_WHAT IS BEING ASKED_
Omit the pictures and return every entry exactly as written.

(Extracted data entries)

------

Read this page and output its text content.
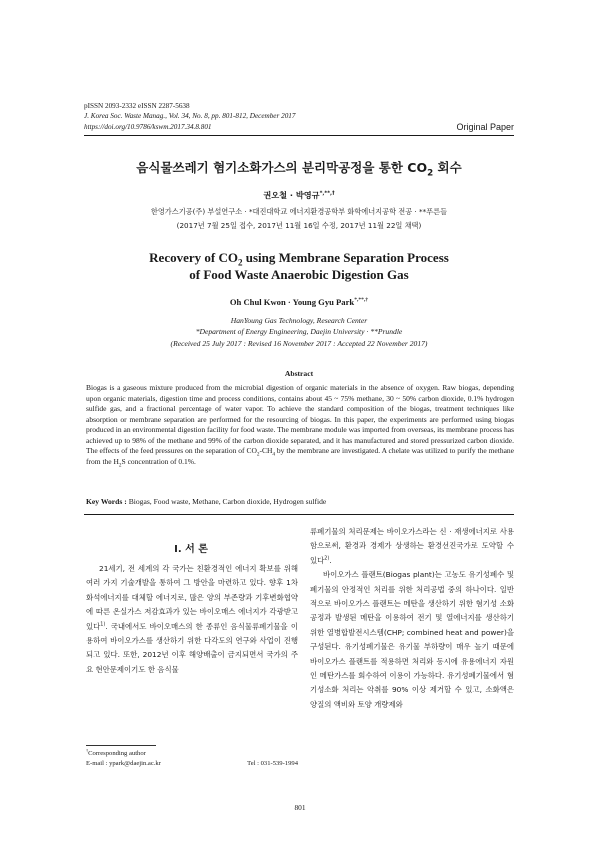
pISSN 2093-2332 eISSN 2287-5638
J. Korea Soc. Waste Manag., Vol. 34, No. 8, pp. 801-812, December 2017
https://doi.org/10.9786/kswm.2017.34.8.801	Original Paper
음식물쓰레기 혐기소화가스의 분리막공정을 통한 $CO_2$ 회수
권오철 · 박영규*,**,†
한영가스기공(주) 부설연구소 · *대진대학교 에너지환경공학부 화학에너지공학 전공 · **푸른들
(2017년 7월 25일 접수, 2017년 11월 16일 수정, 2017년 11월 22일 채택)
Recovery of $CO_2$ using Membrane Separation Process
of Food Waste Anaerobic Digestion Gas
Oh Chul Kwon · Young Gyu Park*,**,†
HanYoung Gas Technology, Research Center
*Department of Energy Engineering, Daejin University · **Prundle
(Received 25 July 2017 : Revised 16 November 2017 : Accepted 22 November 2017)
Abstract
Biogas is a gaseous mixture produced from the microbial digestion of organic materials in the absence of oxygen. Raw biogas, depending upon organic materials, digestion time and process conditions, contains about 45 ~ 75% methane, 30 ~ 50% carbon dioxide, 0.1% hydrogen sulfide gas, and a fractional percentage of water vapor. To achieve the standard composition of the biogas, treatment techniques like absorption or membrane separation are performed for the resourcing of biogas. In this paper, the experiments are performed using biogas produced in an environmental digestion facility for food waste. The membrane module was imported from overseas, its membrane process has achieved up to 98% of the methane and 99% of the carbon dioxide separated, and it has manufactured and stored pressurized carbon dioxide. The effects of the feed pressures on the separation of $CO_2-CH_4$ by the membrane are investigated. A chelate was utilized to purify the methane from the $H_2S$ concentration of 0.1%.
Key Words : Biogas, Food waste, Methane, Carbon dioxide, Hydrogen sulfide
I. 서 론

21세기, 전 세계의 각 국가는 친환경적인 에너지 확보를 위해 여러 가지 기술개발을 통하여 그 방안을 마련하고 있다. 향후 1차 화석에너지를 대체할 에너지로, 많은 양의 부존량과 기후변화협약에 따른 온실가스 저감효과가 있는 바이오매스 에너지가 각광받고 있다$^{1)}$. 국내에서도 바이오매스의 한 종류인 음식물류폐기물을 이용하여 바이오가스를 생산하기 위한 다각도의 연구와 사업이 진행되고 있다. 또한, 2012년 이후 해양배출이 금지되면서 국가의 주요 현안문제이기도 한 음식물

류폐기물의 처리문제는 바이오가스라는 신 · 재생에너지로 사용함으로써, 환경과 경제가 상생하는 환경선진국가로 도약할 수 있다$^{2)}$.

바이오가스 플랜트(Biogas plant)는 고농도 유기성폐수 및 폐기물의 안정적인 처리를 위한 처리공법 중의 하나이다. 일반적으로 바이오가스 플랜트는 메탄을 생산하기 위한 혐기성 소화 공정과 발생된 메탄을 이용하여 전기 및 열에너지를 생산하기 위한 열병합발전시스템(CHP; combined heat and power)을 구성된다. 유기성폐기물은 유기물 부하량이 매우 높기 때문에 바이오가스 플랜트를 적용하면 처리와 동시에 유용에너지 자원인 메탄가스를 회수하여 이용이 가능하다. 유기성폐기물에서 혐기성소화 처리는 악취를 90% 이상 제거할 수 있고, 소화액은 양질의 액비와 토양 개량제와

†Corresponding author
E-mail : ypark@daejin.ac.kr	Tel : 031-539-1994
801
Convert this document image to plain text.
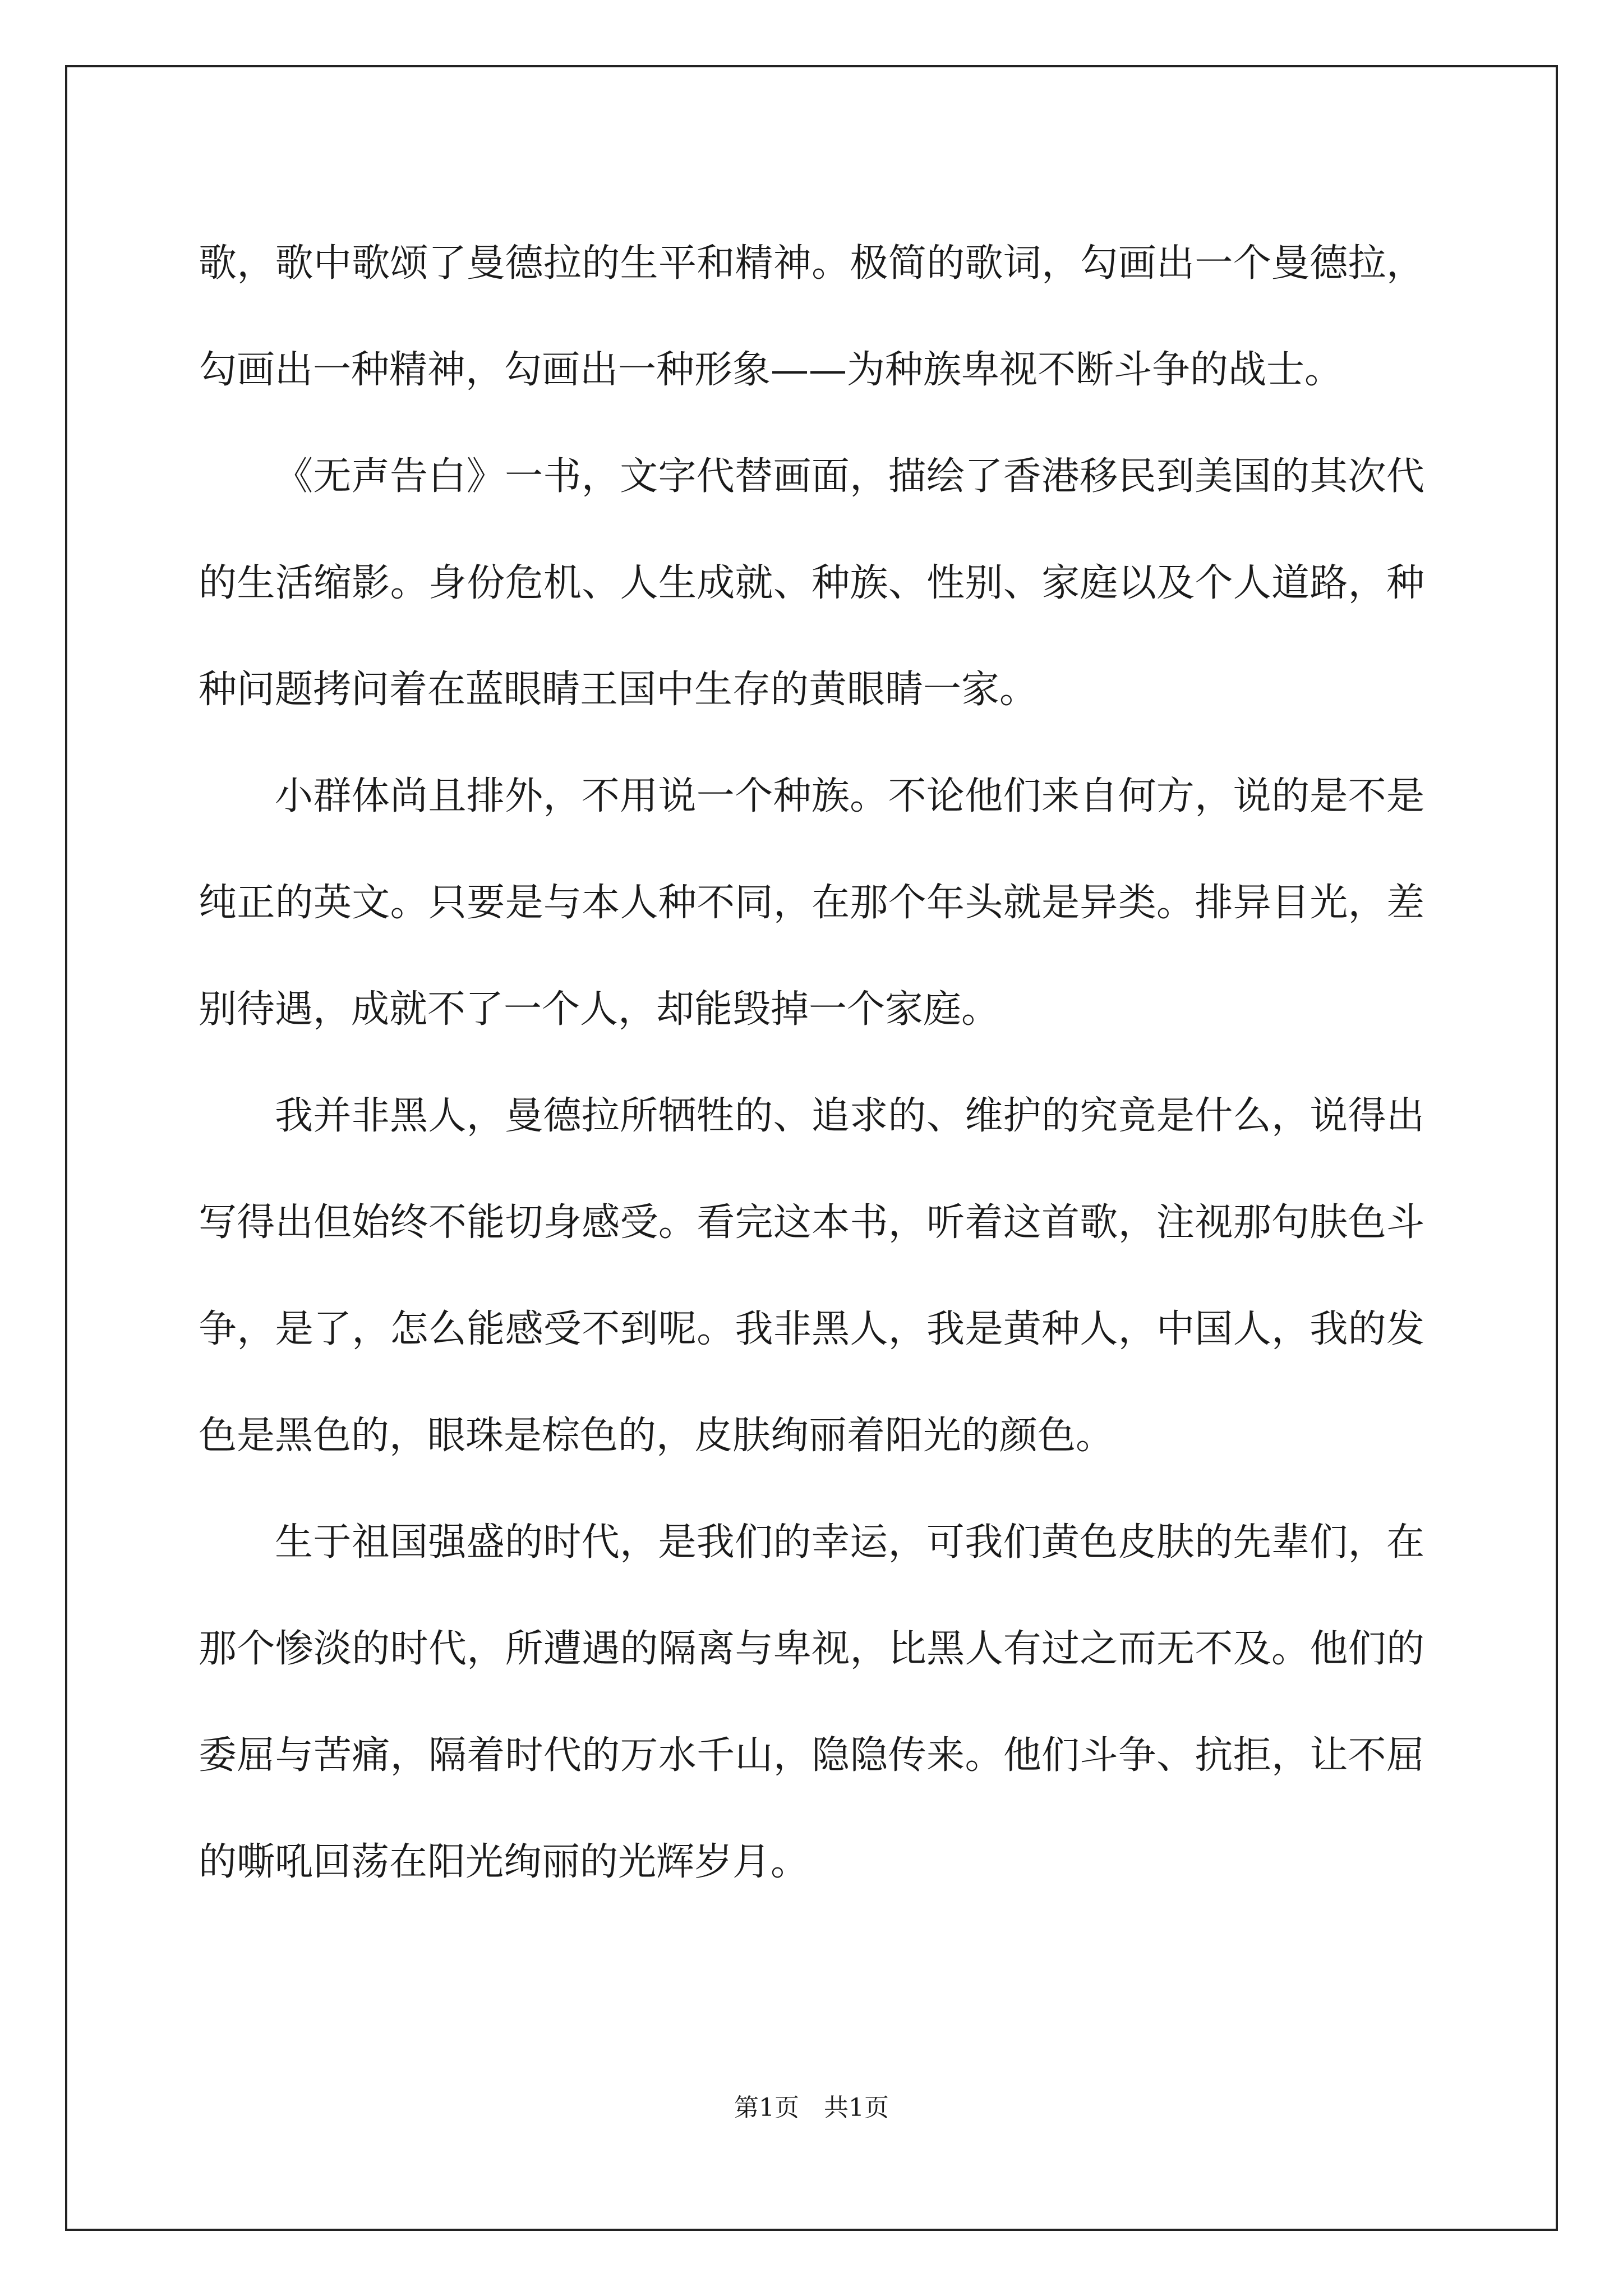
歌，歌中歌颂了曼德拉的生平和精神。极简的歌词，勾画出一个曼德拉，勾画出一种精神，勾画出一种形象——为种族卑视不断斗争的战士。

《无声告白》一书，文字代替画面，描绘了香港移民到美国的其次代的生活缩影。身份危机、人生成就、种族、性别、家庭以及个人道路，种种问题拷问着在蓝眼睛王国中生存的黄眼睛一家。

小群体尚且排外，不用说一个种族。不论他们来自何方，说的是不是纯正的英文。只要是与本人种不同，在那个年头就是异类。排异目光，差别待遇，成就不了一个人，却能毁掉一个家庭。

我并非黑人，曼德拉所牺牲的、追求的、维护的究竟是什么，说得出写得出但始终不能切身感受。看完这本书，听着这首歌，注视那句肤色斗争，是了，怎么能感受不到呢。我非黑人，我是黄种人，中国人，我的发色是黑色的，眼珠是棕色的，皮肤绚丽着阳光的颜色。

生于祖国强盛的时代，是我们的幸运，可我们黄色皮肤的先辈们，在那个惨淡的时代，所遭遇的隔离与卑视，比黑人有过之而无不及。他们的委屈与苦痛，隔着时代的万水千山，隐隐传来。他们斗争、抗拒，让不屈的嘶吼回荡在阳光绚丽的光辉岁月。

第1页　共1页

------

_THE OUTPUT_
Read this page and output its text content.
pISSN 2093-2332 eISSN 2287-5638
J. Korea Soc. Waste Manag., Vol. 34, No. 8, pp. 801-812, December 2017
https://doi.org/10.9786/kswm.2017.34.8.801	Original Paper
음식물쓰레기 혐기소화가스의 분리막공정을 통한 $CO_2$ 회수
권오철 · 박영규*,**,†
한영가스기공(주) 부설연구소 · *대진대학교 에너지환경공학부 화학에너지공학 전공 · **푸른들
(2017년 7월 25일 접수, 2017년 11월 16일 수정, 2017년 11월 22일 채택)
Recovery of $CO_2$ using Membrane Separation Process
of Food Waste Anaerobic Digestion Gas
Oh Chul Kwon · Young Gyu Park*,**,†
HanYoung Gas Technology, Research Center
*Department of Energy Engineering, Daejin University · **Prundle
(Received 25 July 2017 : Revised 16 November 2017 : Accepted 22 November 2017)
Abstract
Biogas is a gaseous mixture produced from the microbial digestion of organic materials in the absence of oxygen. Raw biogas, depending upon organic materials, digestion time and process conditions, contains about 45 ~ 75% methane, 30 ~ 50% carbon dioxide, 0.1% hydrogen sulfide gas, and a fractional percentage of water vapor. To achieve the standard composition of the biogas, treatment techniques like absorption or membrane separation are performed for the resourcing of biogas. In this paper, the experiments are performed using biogas produced in an environmental digestion facility for food waste. The membrane module was imported from overseas, its membrane process has achieved up to 98% of the methane and 99% of the carbon dioxide separated, and it has manufactured and stored pressurized carbon dioxide. The effects of the feed pressures on the separation of $CO_2-CH_4$ by the membrane are investigated. A chelate was utilized to purify the methane from the $H_2S$ concentration of 0.1%.
Key Words : Biogas, Food waste, Methane, Carbon dioxide, Hydrogen sulfide
I. 서 론

21세기, 전 세계의 각 국가는 친환경적인 에너지 확보를 위해 여러 가지 기술개발을 통하여 그 방안을 마련하고 있다. 향후 1차 화석에너지를 대체할 에너지로, 많은 양의 부존량과 기후변화협약에 따른 온실가스 저감효과가 있는 바이오매스 에너지가 각광받고 있다$^{1)}$. 국내에서도 바이오매스의 한 종류인 음식물류폐기물을 이용하여 바이오가스를 생산하기 위한 다각도의 연구와 사업이 진행되고 있다. 또한, 2012년 이후 해양배출이 금지되면서 국가의 주요 현안문제이기도 한 음식물

류폐기물의 처리문제는 바이오가스라는 신 · 재생에너지로 사용함으로써, 환경과 경제가 상생하는 환경선진국가로 도약할 수 있다$^{2)}$.

바이오가스 플랜트(Biogas plant)는 고농도 유기성폐수 및 폐기물의 안정적인 처리를 위한 처리공법 중의 하나이다. 일반적으로 바이오가스 플랜트는 메탄을 생산하기 위한 혐기성 소화 공정과 발생된 메탄을 이용하여 전기 및 열에너지를 생산하기 위한 열병합발전시스템(CHP; combined heat and power)을 구성된다. 유기성폐기물은 유기물 부하량이 매우 높기 때문에 바이오가스 플랜트를 적용하면 처리와 동시에 유용에너지 자원인 메탄가스를 회수하여 이용이 가능하다. 유기성폐기물에서 혐기성소화 처리는 악취를 90% 이상 제거할 수 있고, 소화액은 양질의 액비와 토양 개량제와

†Corresponding author
E-mail : ypark@daejin.ac.kr	Tel : 031-539-1994
801
Convert this document image to plain text.
歌，歌中歌颂了曼德拉的生平和精神。极简的歌词，勾画出一个曼德拉，勾画出一种精神，勾画出一种形象——为种族卑视不断斗争的战士。

《无声告白》一书，文字代替画面，描绘了香港移民到美国的其次代的生活缩影。身份危机、人生成就、种族、性别、家庭以及个人道路，种种问题拷问着在蓝眼睛王国中生存的黄眼睛一家。

小群体尚且排外，不用说一个种族。不论他们来自何方，说的是不是纯正的英文。只要是与本人种不同，在那个年头就是异类。排异目光，差别待遇，成就不了一个人，却能毁掉一个家庭。

我并非黑人，曼德拉所牺牲的、追求的、维护的究竟是什么，说得出写得出但始终不能切身感受。看完这本书，听着这首歌，注视那句肤色斗争，是了，怎么能感受不到呢。我非黑人，我是黄种人，中国人，我的发色是黑色的，眼珠是棕色的，皮肤绚丽着阳光的颜色。

生于祖国强盛的时代，是我们的幸运，可我们黄色皮肤的先辈们，在那个惨淡的时代，所遭遇的隔离与卑视，比黑人有过之而无不及。他们的委屈与苦痛，隔着时代的万水千山，隐隐传来。他们斗争、抗拒，让不屈的嘶吼回荡在阳光绚丽的光辉岁月。

第1页　共1页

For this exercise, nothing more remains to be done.